┏━━

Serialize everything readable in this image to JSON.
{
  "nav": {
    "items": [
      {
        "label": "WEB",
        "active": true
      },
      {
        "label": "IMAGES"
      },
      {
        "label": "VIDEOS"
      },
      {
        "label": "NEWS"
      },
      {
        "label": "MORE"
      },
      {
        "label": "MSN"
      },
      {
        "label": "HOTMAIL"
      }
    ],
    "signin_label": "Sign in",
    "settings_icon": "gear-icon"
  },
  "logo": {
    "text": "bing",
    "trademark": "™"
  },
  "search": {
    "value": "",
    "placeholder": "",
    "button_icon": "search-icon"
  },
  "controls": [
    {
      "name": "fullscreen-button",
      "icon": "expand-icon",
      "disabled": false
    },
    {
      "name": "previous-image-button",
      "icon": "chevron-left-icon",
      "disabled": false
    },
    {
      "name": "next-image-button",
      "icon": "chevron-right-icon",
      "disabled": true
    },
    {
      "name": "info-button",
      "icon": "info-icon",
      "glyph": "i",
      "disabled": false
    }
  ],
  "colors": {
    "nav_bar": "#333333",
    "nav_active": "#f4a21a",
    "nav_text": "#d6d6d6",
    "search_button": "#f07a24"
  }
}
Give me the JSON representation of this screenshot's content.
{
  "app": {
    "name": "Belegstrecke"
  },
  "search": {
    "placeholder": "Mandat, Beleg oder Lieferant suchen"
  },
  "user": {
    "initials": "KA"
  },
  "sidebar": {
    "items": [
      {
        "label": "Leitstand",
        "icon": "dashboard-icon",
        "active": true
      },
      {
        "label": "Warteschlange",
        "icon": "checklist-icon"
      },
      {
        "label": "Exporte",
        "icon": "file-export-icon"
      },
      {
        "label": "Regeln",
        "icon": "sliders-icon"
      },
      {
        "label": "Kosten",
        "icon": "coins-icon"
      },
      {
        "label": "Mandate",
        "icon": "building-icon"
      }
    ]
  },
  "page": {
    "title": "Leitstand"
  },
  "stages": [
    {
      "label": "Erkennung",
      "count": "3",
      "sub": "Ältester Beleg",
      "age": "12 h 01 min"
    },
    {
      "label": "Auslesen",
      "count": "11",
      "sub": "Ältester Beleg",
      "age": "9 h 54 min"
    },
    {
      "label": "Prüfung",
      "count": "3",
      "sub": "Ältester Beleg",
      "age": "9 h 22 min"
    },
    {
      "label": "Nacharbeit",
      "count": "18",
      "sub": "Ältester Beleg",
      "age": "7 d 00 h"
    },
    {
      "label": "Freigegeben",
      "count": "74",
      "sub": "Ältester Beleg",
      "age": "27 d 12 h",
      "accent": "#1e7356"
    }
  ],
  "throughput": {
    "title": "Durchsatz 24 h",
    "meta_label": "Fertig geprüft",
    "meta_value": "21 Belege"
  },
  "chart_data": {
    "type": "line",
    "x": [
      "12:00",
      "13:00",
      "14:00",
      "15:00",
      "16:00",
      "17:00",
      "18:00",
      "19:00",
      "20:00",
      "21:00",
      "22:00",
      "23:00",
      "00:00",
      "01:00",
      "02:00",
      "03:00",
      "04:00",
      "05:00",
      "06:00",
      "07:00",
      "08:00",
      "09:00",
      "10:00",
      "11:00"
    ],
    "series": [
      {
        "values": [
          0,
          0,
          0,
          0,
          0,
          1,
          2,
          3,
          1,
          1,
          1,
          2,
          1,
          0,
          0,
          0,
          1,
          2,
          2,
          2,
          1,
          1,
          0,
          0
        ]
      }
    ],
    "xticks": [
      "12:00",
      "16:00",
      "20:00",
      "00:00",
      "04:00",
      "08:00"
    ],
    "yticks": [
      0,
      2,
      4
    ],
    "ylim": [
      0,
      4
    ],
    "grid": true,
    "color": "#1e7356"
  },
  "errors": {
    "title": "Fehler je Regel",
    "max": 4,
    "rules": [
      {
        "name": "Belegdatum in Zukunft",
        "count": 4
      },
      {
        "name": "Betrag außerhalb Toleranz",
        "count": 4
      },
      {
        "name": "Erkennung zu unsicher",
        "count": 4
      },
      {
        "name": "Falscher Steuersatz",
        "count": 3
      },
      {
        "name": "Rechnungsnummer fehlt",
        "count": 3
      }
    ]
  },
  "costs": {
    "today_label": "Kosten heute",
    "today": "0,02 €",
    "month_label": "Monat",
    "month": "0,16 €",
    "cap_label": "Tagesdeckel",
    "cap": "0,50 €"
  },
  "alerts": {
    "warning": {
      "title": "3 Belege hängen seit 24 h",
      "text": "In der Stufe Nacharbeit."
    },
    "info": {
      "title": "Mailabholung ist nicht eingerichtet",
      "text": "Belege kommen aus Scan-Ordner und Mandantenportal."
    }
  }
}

┗━━

• [Exercise]: Write the listing out again, exactly as shown above.

• [Result of the exercise]:
Serialize everything readable in this image to JSON.
{
  "nav": {
    "items": [
      {
        "label": "WEB",
        "active": true
      },
      {
        "label": "IMAGES"
      },
      {
        "label": "VIDEOS"
      },
      {
        "label": "NEWS"
      },
      {
        "label": "MORE"
      },
      {
        "label": "MSN"
      },
      {
        "label": "HOTMAIL"
      }
    ],
    "signin_label": "Sign in",
    "settings_icon": "gear-icon"
  },
  "logo": {
    "text": "bing",
    "trademark": "™"
  },
  "search": {
    "value": "",
    "placeholder": "",
    "button_icon": "search-icon"
  },
  "controls": [
    {
      "name": "fullscreen-button",
      "icon": "expand-icon",
      "disabled": false
    },
    {
      "name": "previous-image-button",
      "icon": "chevron-left-icon",
      "disabled": false
    },
    {
      "name": "next-image-button",
      "icon": "chevron-right-icon",
      "disabled": true
    },
    {
      "name": "info-button",
      "icon": "info-icon",
      "glyph": "i",
      "disabled": false
    }
  ],
  "colors": {
    "nav_bar": "#333333",
    "nav_active": "#f4a21a",
    "nav_text": "#d6d6d6",
    "search_button": "#f07a24"
  }
}
Give me the JSON representation of this screenshot's content.
{
  "app": {
    "name": "Belegstrecke"
  },
  "search": {
    "placeholder": "Mandat, Beleg oder Lieferant suchen"
  },
  "user": {
    "initials": "KA"
  },
  "sidebar": {
    "items": [
      {
        "label": "Leitstand",
        "icon": "dashboard-icon",
        "active": true
      },
      {
        "label": "Warteschlange",
        "icon": "checklist-icon"
      },
      {
        "label": "Exporte",
        "icon": "file-export-icon"
      },
      {
        "label": "Regeln",
        "icon": "sliders-icon"
      },
      {
        "label": "Kosten",
        "icon": "coins-icon"
      },
      {
        "label": "Mandate",
        "icon": "building-icon"
      }
    ]
  },
  "page": {
    "title": "Leitstand"
  },
  "stages": [
    {
      "label": "Erkennung",
      "count": "3",
      "sub": "Ältester Beleg",
      "age": "12 h 01 min"
    },
    {
      "label": "Auslesen",
      "count": "11",
      "sub": "Ältester Beleg",
      "age": "9 h 54 min"
    },
    {
      "label": "Prüfung",
      "count": "3",
      "sub": "Ältester Beleg",
      "age": "9 h 22 min"
    },
    {
      "label": "Nacharbeit",
      "count": "18",
      "sub": "Ältester Beleg",
      "age": "7 d 00 h"
    },
    {
      "label": "Freigegeben",
      "count": "74",
      "sub": "Ältester Beleg",
      "age": "27 d 12 h",
      "accent": "#1e7356"
    }
  ],
  "throughput": {
    "title": "Durchsatz 24 h",
    "meta_label": "Fertig geprüft",
    "meta_value": "21 Belege"
  },
  "chart_data": {
    "type": "line",
    "x": [
      "12:00",
      "13:00",
      "14:00",
      "15:00",
      "16:00",
      "17:00",
      "18:00",
      "19:00",
      "20:00",
      "21:00",
      "22:00",
      "23:00",
      "00:00",
      "01:00",
      "02:00",
      "03:00",
      "04:00",
      "05:00",
      "06:00",
      "07:00",
      "08:00",
      "09:00",
      "10:00",
      "11:00"
    ],
    "series": [
      {
        "values": [
          0,
          0,
          0,
          0,
          0,
          1,
          2,
          3,
          1,
          1,
          1,
          2,
          1,
          0,
          0,
          0,
          1,
          2,
          2,
          2,
          1,
          1,
          0,
          0
        ]
      }
    ],
    "xticks": [
      "12:00",
      "16:00",
      "20:00",
      "00:00",
      "04:00",
      "08:00"
    ],
    "yticks": [
      0,
      2,
      4
    ],
    "ylim": [
      0,
      4
    ],
    "grid": true,
    "color": "#1e7356"
  },
  "errors": {
    "title": "Fehler je Regel",
    "max": 4,
    "rules": [
      {
        "name": "Belegdatum in Zukunft",
        "count": 4
      },
      {
        "name": "Betrag außerhalb Toleranz",
        "count": 4
      },
      {
        "name": "Erkennung zu unsicher",
        "count": 4
      },
      {
        "name": "Falscher Steuersatz",
        "count": 3
      },
      {
        "name": "Rechnungsnummer fehlt",
        "count": 3
      }
    ]
  },
  "costs": {
    "today_label": "Kosten heute",
    "today": "0,02 €",
    "month_label": "Monat",
    "month": "0,16 €",
    "cap_label": "Tagesdeckel",
    "cap": "0,50 €"
  },
  "alerts": {
    "warning": {
      "title": "3 Belege hängen seit 24 h",
      "text": "In der Stufe Nacharbeit."
    },
    "info": {
      "title": "Mailabholung ist nicht eingerichtet",
      "text": "Belege kommen aus Scan-Ordner und Mandantenportal."
    }
  }
}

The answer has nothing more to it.